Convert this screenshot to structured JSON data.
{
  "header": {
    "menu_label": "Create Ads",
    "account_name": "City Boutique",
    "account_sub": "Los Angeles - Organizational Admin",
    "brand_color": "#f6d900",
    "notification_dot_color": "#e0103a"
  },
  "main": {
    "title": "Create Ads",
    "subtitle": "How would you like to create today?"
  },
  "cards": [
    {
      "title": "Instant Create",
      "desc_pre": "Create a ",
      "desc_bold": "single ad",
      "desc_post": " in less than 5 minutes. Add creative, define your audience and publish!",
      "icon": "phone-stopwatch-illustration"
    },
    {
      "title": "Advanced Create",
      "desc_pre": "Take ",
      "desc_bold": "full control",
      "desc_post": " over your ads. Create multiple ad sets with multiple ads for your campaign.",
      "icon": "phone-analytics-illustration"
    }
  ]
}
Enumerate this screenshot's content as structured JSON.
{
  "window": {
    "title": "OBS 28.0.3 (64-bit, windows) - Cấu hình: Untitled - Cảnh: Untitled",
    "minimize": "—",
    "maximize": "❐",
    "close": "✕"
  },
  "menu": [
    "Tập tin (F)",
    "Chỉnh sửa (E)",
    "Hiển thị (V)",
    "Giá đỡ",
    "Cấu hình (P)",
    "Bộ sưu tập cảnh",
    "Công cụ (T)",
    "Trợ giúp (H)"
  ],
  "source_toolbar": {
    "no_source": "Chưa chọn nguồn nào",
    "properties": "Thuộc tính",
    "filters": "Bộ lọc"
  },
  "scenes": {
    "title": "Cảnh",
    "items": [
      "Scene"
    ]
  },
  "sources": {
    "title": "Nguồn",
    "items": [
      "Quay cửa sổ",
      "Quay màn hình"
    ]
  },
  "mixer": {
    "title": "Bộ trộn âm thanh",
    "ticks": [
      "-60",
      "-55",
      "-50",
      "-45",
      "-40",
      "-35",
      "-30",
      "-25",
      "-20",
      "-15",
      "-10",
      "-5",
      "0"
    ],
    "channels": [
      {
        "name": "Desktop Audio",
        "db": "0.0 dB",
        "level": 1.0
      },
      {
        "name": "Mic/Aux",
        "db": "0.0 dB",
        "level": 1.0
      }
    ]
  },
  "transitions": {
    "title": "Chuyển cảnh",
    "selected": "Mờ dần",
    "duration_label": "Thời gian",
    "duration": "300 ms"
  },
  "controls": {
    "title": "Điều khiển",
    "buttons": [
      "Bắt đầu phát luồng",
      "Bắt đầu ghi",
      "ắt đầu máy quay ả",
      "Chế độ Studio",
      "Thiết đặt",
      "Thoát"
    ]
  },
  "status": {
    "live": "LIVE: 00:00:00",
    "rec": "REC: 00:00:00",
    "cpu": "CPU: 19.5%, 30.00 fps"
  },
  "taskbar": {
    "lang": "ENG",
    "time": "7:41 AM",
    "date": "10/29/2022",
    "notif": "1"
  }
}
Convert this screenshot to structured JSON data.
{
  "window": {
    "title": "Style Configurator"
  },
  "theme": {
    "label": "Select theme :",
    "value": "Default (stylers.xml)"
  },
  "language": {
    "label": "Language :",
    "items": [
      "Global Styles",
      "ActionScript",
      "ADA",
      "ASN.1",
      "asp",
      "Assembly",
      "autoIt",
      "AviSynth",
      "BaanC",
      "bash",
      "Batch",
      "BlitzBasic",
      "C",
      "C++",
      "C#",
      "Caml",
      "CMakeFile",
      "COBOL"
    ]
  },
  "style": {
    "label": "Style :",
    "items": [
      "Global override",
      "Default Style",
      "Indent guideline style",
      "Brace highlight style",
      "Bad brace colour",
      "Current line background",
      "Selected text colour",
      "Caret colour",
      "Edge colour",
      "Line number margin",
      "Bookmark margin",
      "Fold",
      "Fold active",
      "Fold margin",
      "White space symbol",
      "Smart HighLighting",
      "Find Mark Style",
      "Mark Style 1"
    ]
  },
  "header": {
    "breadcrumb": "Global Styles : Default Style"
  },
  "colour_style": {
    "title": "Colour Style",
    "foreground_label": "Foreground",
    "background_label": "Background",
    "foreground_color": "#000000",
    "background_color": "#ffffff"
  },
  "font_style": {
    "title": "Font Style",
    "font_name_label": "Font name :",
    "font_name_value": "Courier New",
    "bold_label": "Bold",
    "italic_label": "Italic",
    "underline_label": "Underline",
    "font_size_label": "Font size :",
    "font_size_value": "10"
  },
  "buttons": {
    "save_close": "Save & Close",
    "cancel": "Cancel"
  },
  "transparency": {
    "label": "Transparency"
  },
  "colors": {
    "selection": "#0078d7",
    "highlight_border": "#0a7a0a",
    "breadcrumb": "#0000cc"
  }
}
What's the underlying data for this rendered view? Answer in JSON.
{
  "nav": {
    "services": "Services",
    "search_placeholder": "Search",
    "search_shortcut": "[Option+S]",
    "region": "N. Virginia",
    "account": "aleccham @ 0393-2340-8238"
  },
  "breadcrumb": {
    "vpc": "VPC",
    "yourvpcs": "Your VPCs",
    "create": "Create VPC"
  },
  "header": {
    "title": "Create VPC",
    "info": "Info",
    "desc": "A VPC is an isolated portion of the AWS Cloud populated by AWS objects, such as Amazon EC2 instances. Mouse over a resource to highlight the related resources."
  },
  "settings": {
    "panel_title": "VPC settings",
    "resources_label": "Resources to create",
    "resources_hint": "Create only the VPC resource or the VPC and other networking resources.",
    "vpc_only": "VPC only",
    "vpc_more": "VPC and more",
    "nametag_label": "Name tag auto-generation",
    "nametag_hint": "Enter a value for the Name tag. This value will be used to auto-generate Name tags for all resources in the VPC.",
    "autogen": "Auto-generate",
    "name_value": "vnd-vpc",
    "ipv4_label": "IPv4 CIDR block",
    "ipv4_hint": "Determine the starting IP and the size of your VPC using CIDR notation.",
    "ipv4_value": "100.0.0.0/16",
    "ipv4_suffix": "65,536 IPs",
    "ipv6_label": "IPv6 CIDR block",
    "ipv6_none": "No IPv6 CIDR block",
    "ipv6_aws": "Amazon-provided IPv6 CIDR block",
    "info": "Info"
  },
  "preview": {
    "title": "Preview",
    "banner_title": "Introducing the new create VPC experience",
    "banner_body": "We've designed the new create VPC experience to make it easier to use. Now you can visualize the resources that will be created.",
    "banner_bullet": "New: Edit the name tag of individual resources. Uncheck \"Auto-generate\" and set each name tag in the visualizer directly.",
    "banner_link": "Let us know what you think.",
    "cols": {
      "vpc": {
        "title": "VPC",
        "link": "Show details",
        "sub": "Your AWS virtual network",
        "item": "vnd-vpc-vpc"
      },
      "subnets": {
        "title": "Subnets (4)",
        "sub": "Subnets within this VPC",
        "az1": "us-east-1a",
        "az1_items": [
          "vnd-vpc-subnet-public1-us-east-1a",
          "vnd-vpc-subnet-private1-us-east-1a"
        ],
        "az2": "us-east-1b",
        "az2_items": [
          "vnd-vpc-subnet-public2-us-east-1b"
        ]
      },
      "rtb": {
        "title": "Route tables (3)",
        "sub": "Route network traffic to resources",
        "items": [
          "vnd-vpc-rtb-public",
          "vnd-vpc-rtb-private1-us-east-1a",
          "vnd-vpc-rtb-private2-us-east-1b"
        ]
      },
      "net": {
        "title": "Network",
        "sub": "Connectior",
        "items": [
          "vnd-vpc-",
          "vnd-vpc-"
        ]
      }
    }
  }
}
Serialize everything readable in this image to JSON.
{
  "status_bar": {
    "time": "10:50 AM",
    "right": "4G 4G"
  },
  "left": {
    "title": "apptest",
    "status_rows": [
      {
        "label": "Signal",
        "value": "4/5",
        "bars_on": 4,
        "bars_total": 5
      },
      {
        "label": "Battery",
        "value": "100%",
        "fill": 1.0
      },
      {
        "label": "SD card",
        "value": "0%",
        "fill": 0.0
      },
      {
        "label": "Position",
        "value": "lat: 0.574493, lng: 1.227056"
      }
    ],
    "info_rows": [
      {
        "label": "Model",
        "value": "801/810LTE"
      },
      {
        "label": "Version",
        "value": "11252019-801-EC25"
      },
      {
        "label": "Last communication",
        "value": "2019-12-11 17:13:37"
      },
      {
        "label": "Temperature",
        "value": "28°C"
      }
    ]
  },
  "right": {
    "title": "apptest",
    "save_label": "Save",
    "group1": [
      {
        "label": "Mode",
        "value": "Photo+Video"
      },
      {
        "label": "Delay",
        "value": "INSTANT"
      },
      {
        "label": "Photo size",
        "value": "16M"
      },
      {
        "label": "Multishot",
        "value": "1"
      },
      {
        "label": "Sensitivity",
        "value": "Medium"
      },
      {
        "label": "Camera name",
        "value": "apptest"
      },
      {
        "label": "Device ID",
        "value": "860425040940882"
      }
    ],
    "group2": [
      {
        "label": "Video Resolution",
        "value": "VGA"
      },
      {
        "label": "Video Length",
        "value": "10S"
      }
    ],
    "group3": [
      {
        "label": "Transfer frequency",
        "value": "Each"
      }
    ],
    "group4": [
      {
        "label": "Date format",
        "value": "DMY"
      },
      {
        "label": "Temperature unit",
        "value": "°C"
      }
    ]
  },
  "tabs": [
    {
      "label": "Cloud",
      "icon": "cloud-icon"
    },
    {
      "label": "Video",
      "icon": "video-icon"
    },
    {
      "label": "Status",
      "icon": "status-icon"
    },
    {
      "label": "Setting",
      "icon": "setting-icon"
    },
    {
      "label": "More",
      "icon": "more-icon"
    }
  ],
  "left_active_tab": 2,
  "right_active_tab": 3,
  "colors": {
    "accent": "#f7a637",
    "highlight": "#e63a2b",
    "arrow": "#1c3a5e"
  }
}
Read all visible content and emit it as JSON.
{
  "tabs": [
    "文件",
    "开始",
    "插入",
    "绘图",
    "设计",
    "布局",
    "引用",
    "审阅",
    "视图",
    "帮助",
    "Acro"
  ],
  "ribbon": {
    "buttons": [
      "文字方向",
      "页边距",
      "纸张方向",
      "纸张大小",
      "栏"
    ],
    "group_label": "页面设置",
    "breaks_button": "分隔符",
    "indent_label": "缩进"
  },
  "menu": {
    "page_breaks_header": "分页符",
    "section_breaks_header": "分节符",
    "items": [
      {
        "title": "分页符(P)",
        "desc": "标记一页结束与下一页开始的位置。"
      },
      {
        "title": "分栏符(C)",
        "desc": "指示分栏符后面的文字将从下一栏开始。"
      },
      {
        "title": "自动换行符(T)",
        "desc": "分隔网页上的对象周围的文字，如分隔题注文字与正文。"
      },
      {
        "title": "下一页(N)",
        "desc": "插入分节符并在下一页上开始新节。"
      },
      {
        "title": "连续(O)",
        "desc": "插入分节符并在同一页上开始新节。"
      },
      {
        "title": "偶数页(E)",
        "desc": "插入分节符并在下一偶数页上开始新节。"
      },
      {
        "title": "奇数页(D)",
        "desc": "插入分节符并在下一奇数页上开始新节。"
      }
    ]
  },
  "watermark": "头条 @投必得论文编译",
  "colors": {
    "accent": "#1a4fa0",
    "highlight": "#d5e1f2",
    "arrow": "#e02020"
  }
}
***
WHAT YOU NEED TO DO
Copy every line in the records above that contains the word "breadcrumb".

OUTPUT BELOW
    "breadcrumb": "Global Styles : Default Style"
    "breadcrumb": "#0000cc"
  "breadcrumb": {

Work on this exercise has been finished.